Saved data entries:
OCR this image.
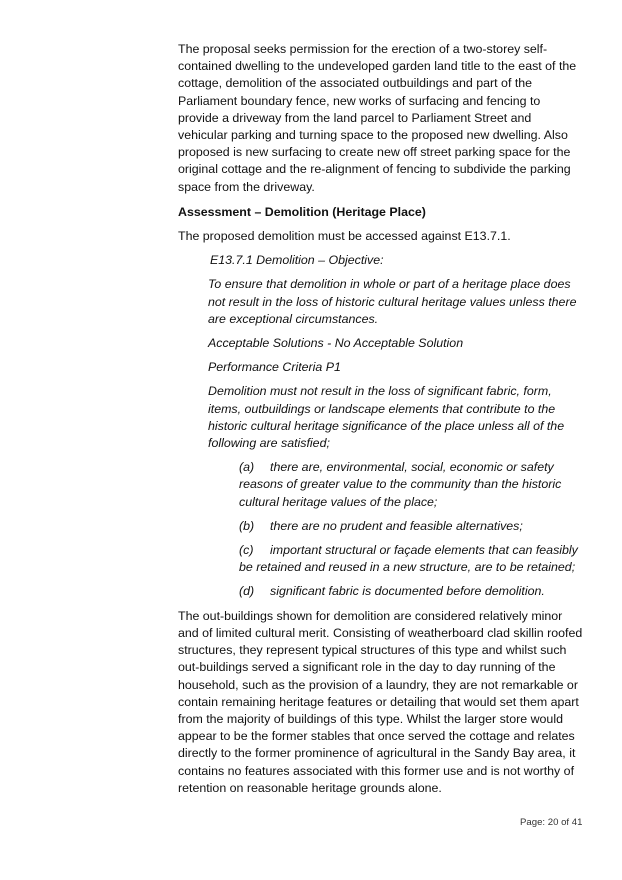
The proposal seeks permission for the erection of a two-storey self-contained dwelling to the undeveloped garden land title to the east of the cottage, demolition of the associated outbuildings and part of the Parliament boundary fence, new works of surfacing and fencing to provide a driveway from the land parcel to Parliament Street and vehicular parking and turning space to the proposed new dwelling. Also proposed is new surfacing to create new off street parking space for the original cottage and the re-alignment of fencing to subdivide the parking space from the driveway.

Assessment – Demolition (Heritage Place)

The proposed demolition must be accessed against E13.7.1.

E13.7.1 Demolition – Objective:

To ensure that demolition in whole or part of a heritage place does not result in the loss of historic cultural heritage values unless there are exceptional circumstances.

Acceptable Solutions - No Acceptable Solution

Performance Criteria P1

Demolition must not result in the loss of significant fabric, form, items, outbuildings or landscape elements that contribute to the historic cultural heritage significance of the place unless all of the following are satisfied;

(a) there are, environmental, social, economic or safety reasons of greater value to the community than the historic cultural heritage values of the place;

(b) there are no prudent and feasible alternatives;

(c) important structural or façade elements that can feasibly be retained and reused in a new structure, are to be retained;

(d) significant fabric is documented before demolition.

The out-buildings shown for demolition are considered relatively minor and of limited cultural merit. Consisting of weatherboard clad skillin roofed structures, they represent typical structures of this type and whilst such out-buildings served a significant role in the day to day running of the household, such as the provision of a laundry, they are not remarkable or contain remaining heritage features or detailing that would set them apart from the majority of buildings of this type. Whilst the larger store would appear to be the former stables that once served the cottage and relates directly to the former prominence of agricultural in the Sandy Bay area, it contains no features associated with this former use and is not worthy of retention on reasonable heritage grounds alone.

Page: 20 of 41
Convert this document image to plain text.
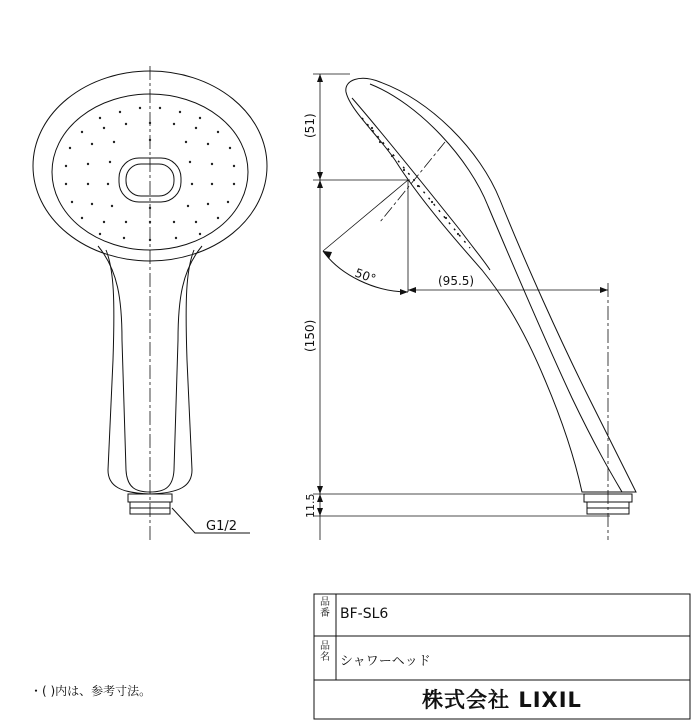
(51)
(150)
11.5
(95.5)
50°
G1/2
・( )内は、参考寸法。
品番 BF-SL6
品名 シャワーヘッド
株式会社 LIXIL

Exercise prompt:
Omit the pictures and please write out exactly the lines between the one containing "Convert this document image to plain text." and the last line of the entries, both included.

Solution for this task:
Convert this document image to plain text.
(51)
(150)
11.5
(95.5)
50°
G1/2
・( )内は、参考寸法。
品番 BF-SL6
品名 シャワーヘッド
株式会社 LIXIL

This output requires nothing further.